=== Raw data ===

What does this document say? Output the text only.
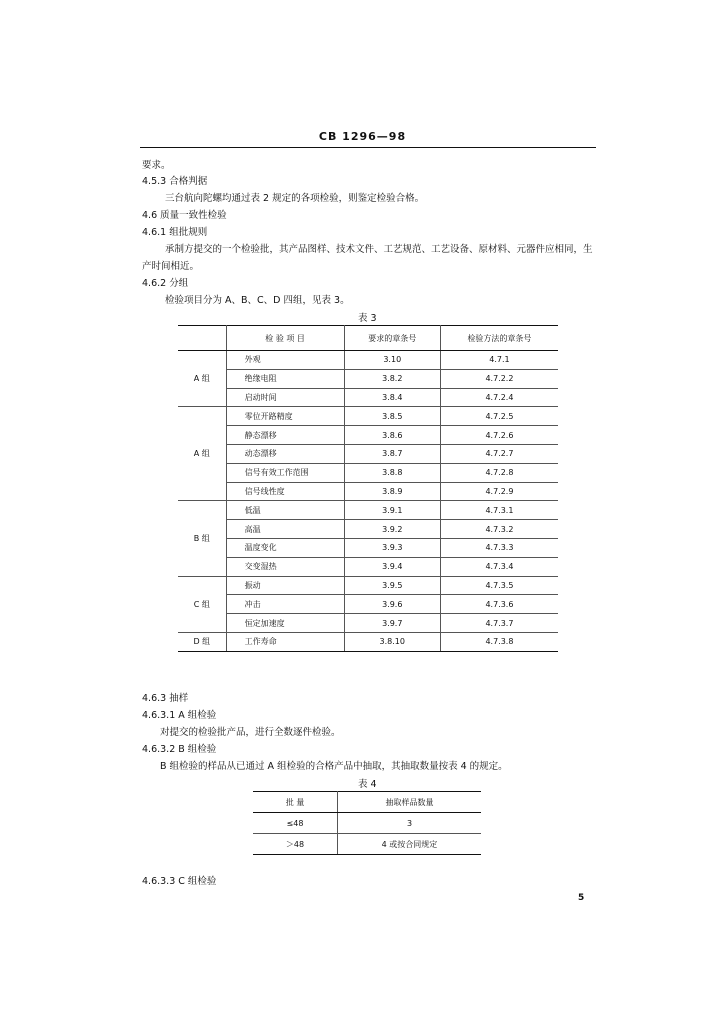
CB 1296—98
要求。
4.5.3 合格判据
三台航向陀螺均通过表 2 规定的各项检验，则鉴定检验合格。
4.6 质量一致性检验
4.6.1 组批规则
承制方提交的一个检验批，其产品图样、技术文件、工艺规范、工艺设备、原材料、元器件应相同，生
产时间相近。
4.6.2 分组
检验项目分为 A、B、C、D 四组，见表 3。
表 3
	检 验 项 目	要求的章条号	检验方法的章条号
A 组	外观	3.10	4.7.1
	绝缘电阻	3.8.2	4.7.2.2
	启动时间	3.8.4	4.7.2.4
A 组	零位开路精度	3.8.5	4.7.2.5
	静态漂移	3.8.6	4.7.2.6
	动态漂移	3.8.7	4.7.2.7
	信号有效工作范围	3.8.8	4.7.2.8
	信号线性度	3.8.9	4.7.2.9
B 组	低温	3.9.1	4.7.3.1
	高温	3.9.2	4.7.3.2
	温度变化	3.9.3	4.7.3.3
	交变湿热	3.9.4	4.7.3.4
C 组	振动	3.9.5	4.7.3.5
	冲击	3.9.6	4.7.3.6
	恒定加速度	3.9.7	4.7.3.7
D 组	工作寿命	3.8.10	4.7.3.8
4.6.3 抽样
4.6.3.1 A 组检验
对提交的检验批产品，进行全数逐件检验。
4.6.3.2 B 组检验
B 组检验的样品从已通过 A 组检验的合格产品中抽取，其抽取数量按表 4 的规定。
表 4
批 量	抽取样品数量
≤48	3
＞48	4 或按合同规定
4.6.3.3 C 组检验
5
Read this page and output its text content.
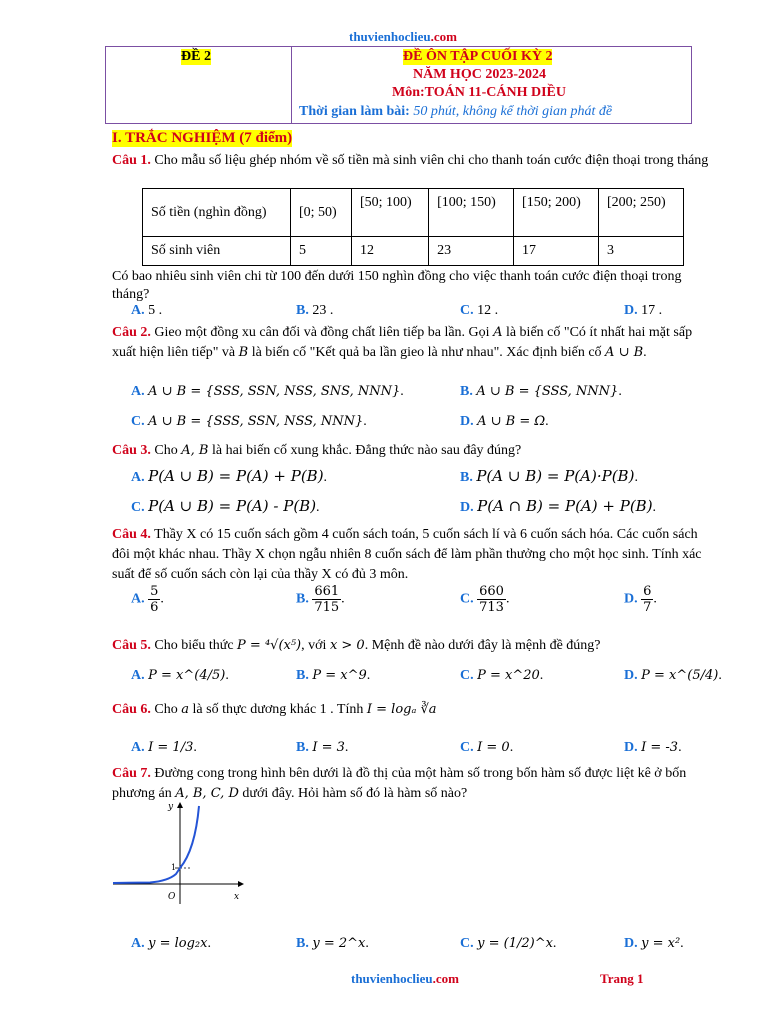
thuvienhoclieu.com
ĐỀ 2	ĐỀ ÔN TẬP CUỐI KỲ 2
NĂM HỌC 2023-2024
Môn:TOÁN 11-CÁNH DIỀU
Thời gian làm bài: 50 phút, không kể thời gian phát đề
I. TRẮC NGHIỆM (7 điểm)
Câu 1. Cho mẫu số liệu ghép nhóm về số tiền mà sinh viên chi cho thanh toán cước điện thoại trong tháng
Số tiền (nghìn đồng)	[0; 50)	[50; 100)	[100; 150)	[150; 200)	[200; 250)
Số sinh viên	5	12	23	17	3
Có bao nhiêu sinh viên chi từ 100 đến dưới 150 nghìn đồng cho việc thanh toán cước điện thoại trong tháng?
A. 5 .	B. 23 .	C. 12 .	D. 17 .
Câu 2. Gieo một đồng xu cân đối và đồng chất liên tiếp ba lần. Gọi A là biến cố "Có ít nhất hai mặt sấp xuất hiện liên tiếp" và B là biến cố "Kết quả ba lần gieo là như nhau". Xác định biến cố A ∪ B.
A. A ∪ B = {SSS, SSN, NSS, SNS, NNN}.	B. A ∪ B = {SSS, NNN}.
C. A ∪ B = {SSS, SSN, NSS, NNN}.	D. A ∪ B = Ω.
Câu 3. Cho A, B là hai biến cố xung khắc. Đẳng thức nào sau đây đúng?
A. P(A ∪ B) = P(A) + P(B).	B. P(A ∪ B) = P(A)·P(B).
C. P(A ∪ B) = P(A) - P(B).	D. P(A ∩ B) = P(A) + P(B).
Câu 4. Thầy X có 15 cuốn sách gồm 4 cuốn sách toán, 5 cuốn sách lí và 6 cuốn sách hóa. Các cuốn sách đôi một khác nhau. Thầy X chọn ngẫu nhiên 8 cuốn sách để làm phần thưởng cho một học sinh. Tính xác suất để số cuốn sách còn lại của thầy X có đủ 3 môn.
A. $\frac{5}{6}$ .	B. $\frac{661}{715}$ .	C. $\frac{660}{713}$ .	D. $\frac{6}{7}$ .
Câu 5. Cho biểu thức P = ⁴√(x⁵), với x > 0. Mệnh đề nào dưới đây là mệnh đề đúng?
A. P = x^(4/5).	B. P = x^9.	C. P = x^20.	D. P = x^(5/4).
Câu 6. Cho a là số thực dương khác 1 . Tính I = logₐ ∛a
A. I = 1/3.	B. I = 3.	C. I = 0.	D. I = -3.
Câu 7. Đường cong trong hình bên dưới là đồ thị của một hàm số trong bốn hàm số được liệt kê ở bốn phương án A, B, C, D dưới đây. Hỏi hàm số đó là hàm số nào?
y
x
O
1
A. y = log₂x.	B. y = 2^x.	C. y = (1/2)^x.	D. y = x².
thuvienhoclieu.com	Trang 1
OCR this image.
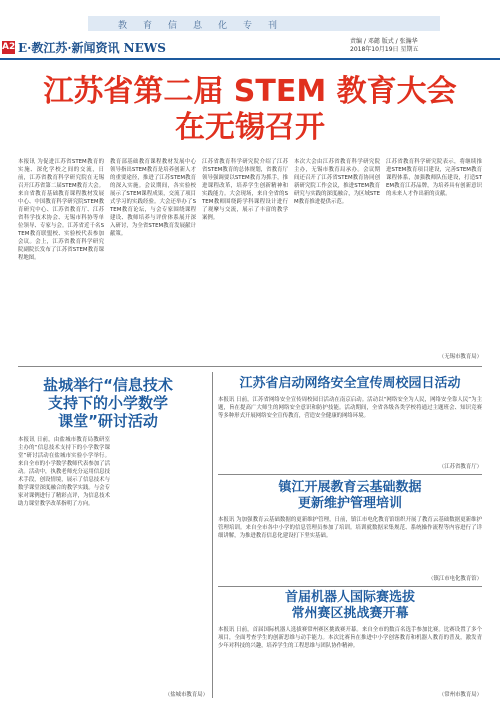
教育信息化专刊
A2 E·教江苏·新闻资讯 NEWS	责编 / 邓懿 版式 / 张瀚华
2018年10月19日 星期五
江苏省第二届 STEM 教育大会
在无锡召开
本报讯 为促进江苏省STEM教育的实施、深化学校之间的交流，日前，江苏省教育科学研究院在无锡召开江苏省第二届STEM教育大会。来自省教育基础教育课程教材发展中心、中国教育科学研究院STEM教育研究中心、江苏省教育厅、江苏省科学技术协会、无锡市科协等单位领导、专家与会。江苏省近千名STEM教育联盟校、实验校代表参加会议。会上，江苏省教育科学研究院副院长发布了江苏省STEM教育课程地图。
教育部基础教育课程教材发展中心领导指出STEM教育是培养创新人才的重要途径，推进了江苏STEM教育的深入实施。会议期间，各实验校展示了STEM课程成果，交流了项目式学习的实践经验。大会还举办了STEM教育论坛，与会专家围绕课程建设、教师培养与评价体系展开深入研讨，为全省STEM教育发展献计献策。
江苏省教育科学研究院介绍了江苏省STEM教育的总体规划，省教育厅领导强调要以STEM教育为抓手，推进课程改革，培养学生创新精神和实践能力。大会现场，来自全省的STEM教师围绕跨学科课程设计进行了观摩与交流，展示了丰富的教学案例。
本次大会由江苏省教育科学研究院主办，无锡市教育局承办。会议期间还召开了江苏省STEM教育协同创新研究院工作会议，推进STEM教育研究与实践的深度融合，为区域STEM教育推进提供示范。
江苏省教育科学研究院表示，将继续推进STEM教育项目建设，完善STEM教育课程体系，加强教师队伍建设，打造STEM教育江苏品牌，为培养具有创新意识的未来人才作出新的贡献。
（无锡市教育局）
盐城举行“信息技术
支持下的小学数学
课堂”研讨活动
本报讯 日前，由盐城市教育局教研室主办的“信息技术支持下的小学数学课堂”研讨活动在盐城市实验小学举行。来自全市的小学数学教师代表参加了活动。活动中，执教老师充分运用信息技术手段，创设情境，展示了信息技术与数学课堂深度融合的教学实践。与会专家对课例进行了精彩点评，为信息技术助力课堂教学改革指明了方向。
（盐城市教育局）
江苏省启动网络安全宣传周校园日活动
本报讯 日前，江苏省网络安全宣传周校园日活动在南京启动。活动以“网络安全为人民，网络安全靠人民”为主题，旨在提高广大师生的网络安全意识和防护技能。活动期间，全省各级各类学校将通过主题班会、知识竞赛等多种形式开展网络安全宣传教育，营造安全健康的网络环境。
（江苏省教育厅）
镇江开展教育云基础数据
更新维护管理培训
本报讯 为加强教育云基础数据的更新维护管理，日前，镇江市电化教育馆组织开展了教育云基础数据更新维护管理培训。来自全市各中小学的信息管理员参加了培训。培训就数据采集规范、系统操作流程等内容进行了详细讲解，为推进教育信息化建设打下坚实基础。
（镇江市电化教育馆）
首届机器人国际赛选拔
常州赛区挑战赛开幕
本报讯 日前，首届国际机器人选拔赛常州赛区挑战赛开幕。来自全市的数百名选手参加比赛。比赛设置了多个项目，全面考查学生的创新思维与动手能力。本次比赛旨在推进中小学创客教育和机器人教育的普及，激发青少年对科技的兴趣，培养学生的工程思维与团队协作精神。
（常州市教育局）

===

▸ **Task goal**: What is the number of lines in the records that contain the word "điện"? Answer with the number and nothing else.

▸ **Final result**: 2